= Raw data =

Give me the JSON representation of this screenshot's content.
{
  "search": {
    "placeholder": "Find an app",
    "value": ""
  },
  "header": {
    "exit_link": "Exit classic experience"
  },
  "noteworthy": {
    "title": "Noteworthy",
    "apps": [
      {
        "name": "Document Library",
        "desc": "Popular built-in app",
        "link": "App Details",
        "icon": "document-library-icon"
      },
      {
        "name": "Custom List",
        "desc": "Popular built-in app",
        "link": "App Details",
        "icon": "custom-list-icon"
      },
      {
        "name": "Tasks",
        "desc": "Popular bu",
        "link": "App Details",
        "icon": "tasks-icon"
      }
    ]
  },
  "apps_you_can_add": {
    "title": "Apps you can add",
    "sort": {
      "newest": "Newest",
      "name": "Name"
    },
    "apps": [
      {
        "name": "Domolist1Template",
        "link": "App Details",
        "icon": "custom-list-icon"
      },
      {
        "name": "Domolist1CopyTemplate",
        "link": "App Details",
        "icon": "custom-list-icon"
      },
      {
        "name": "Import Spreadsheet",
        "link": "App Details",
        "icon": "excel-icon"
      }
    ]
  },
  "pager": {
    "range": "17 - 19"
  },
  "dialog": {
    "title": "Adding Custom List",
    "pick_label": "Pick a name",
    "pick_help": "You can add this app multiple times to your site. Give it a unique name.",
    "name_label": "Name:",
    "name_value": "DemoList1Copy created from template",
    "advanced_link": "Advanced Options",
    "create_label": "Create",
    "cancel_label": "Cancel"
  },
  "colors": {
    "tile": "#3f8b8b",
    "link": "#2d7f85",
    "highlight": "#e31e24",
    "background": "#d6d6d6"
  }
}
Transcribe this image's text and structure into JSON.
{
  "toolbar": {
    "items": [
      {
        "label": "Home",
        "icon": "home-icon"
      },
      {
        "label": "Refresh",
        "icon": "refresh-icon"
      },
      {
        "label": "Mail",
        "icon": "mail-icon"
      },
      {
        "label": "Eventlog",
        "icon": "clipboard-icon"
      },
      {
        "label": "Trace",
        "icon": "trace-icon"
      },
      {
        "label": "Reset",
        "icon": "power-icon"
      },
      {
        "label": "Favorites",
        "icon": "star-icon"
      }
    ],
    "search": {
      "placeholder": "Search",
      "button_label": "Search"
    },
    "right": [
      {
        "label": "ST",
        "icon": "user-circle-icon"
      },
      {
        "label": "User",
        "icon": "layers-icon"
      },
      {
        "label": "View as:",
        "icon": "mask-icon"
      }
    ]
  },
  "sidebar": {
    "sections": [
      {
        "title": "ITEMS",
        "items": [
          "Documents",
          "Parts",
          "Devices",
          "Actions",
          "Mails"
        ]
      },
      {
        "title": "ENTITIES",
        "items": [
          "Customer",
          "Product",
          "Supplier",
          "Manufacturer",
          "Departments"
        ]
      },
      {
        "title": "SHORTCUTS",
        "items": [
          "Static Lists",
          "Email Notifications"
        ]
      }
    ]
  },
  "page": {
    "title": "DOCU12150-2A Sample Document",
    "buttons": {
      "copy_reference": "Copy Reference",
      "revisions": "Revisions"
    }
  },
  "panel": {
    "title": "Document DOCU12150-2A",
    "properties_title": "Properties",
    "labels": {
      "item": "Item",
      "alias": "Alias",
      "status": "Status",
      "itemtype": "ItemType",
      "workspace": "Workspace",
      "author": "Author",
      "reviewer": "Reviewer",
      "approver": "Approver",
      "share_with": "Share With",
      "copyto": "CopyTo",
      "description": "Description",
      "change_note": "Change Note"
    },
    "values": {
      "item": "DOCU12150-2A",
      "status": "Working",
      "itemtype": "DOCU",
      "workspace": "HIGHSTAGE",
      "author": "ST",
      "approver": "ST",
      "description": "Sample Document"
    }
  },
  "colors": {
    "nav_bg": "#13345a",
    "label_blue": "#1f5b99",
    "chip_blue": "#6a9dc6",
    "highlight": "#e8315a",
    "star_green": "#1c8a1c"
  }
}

= The task =
Extract the listing in its entirety and repeat it exactly.

= Reply =
Give me the JSON representation of this screenshot's content.
{
  "search": {
    "placeholder": "Find an app",
    "value": ""
  },
  "header": {
    "exit_link": "Exit classic experience"
  },
  "noteworthy": {
    "title": "Noteworthy",
    "apps": [
      {
        "name": "Document Library",
        "desc": "Popular built-in app",
        "link": "App Details",
        "icon": "document-library-icon"
      },
      {
        "name": "Custom List",
        "desc": "Popular built-in app",
        "link": "App Details",
        "icon": "custom-list-icon"
      },
      {
        "name": "Tasks",
        "desc": "Popular bu",
        "link": "App Details",
        "icon": "tasks-icon"
      }
    ]
  },
  "apps_you_can_add": {
    "title": "Apps you can add",
    "sort": {
      "newest": "Newest",
      "name": "Name"
    },
    "apps": [
      {
        "name": "Domolist1Template",
        "link": "App Details",
        "icon": "custom-list-icon"
      },
      {
        "name": "Domolist1CopyTemplate",
        "link": "App Details",
        "icon": "custom-list-icon"
      },
      {
        "name": "Import Spreadsheet",
        "link": "App Details",
        "icon": "excel-icon"
      }
    ]
  },
  "pager": {
    "range": "17 - 19"
  },
  "dialog": {
    "title": "Adding Custom List",
    "pick_label": "Pick a name",
    "pick_help": "You can add this app multiple times to your site. Give it a unique name.",
    "name_label": "Name:",
    "name_value": "DemoList1Copy created from template",
    "advanced_link": "Advanced Options",
    "create_label": "Create",
    "cancel_label": "Cancel"
  },
  "colors": {
    "tile": "#3f8b8b",
    "link": "#2d7f85",
    "highlight": "#e31e24",
    "background": "#d6d6d6"
  }
}
Transcribe this image's text and structure into JSON.
{
  "toolbar": {
    "items": [
      {
        "label": "Home",
        "icon": "home-icon"
      },
      {
        "label": "Refresh",
        "icon": "refresh-icon"
      },
      {
        "label": "Mail",
        "icon": "mail-icon"
      },
      {
        "label": "Eventlog",
        "icon": "clipboard-icon"
      },
      {
        "label": "Trace",
        "icon": "trace-icon"
      },
      {
        "label": "Reset",
        "icon": "power-icon"
      },
      {
        "label": "Favorites",
        "icon": "star-icon"
      }
    ],
    "search": {
      "placeholder": "Search",
      "button_label": "Search"
    },
    "right": [
      {
        "label": "ST",
        "icon": "user-circle-icon"
      },
      {
        "label": "User",
        "icon": "layers-icon"
      },
      {
        "label": "View as:",
        "icon": "mask-icon"
      }
    ]
  },
  "sidebar": {
    "sections": [
      {
        "title": "ITEMS",
        "items": [
          "Documents",
          "Parts",
          "Devices",
          "Actions",
          "Mails"
        ]
      },
      {
        "title": "ENTITIES",
        "items": [
          "Customer",
          "Product",
          "Supplier",
          "Manufacturer",
          "Departments"
        ]
      },
      {
        "title": "SHORTCUTS",
        "items": [
          "Static Lists",
          "Email Notifications"
        ]
      }
    ]
  },
  "page": {
    "title": "DOCU12150-2A Sample Document",
    "buttons": {
      "copy_reference": "Copy Reference",
      "revisions": "Revisions"
    }
  },
  "panel": {
    "title": "Document DOCU12150-2A",
    "properties_title": "Properties",
    "labels": {
      "item": "Item",
      "alias": "Alias",
      "status": "Status",
      "itemtype": "ItemType",
      "workspace": "Workspace",
      "author": "Author",
      "reviewer": "Reviewer",
      "approver": "Approver",
      "share_with": "Share With",
      "copyto": "CopyTo",
      "description": "Description",
      "change_note": "Change Note"
    },
    "values": {
      "item": "DOCU12150-2A",
      "status": "Working",
      "itemtype": "DOCU",
      "workspace": "HIGHSTAGE",
      "author": "ST",
      "approver": "ST",
      "description": "Sample Document"
    }
  },
  "colors": {
    "nav_bg": "#13345a",
    "label_blue": "#1f5b99",
    "chip_blue": "#6a9dc6",
    "highlight": "#e8315a",
    "star_green": "#1c8a1c"
  }
}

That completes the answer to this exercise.